#### Data listing
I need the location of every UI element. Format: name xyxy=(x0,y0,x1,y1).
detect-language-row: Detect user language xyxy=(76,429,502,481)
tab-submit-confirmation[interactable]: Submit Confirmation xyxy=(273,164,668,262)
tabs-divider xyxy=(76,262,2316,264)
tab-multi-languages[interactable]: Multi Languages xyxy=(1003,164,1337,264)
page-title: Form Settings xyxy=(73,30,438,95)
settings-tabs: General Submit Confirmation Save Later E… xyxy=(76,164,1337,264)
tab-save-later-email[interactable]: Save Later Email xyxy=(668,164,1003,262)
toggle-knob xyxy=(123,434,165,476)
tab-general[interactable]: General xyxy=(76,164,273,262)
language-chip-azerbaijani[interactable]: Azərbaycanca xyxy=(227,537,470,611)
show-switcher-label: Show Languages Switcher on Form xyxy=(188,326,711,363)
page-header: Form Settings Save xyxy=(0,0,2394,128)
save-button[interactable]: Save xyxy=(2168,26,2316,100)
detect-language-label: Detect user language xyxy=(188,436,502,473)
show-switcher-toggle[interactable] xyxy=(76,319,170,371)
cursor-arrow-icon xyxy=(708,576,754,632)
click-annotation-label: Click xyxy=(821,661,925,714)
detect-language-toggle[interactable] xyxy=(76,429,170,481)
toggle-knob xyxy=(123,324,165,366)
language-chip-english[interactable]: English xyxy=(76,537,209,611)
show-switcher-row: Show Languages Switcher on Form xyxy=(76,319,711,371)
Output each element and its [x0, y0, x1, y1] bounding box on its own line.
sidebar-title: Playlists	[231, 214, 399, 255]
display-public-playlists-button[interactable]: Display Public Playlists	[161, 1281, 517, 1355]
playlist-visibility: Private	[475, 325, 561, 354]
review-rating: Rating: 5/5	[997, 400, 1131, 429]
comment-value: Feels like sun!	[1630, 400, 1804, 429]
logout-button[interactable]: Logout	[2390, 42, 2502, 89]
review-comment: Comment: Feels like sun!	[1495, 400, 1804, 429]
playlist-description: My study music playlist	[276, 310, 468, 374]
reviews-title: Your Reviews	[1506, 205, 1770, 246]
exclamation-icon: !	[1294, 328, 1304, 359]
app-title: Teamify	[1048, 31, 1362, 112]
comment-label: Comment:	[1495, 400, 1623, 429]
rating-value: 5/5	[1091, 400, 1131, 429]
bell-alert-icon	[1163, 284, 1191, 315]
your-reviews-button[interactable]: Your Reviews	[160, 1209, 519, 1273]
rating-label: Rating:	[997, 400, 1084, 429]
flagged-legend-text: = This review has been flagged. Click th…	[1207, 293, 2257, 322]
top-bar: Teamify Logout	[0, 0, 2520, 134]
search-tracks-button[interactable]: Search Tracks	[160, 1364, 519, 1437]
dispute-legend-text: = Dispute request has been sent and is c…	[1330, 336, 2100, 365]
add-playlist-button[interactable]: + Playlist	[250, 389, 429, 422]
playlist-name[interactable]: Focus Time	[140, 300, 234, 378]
########
Work instructions:
Put everything from the start of the records down to the line containing "tabs-divider xyxy=(76,262,2316,264)", both ends included, into a Markdown table. Use the column Row for each line's number and the column Line for its text, and leave out blank lines.

The output:
| Row | Line |
|---|---|
| 1 | I need the location of every UI element. Format: name xyxy=(x0,y0,x1,y1). |
| 2 | detect-language-row: Detect user language xyxy=(76,429,502,481) |
| 3 | tab-submit-confirmation[interactable]: Submit Confirmation xyxy=(273,164,668,262) |
| 4 | tabs-divider xyxy=(76,262,2316,264) |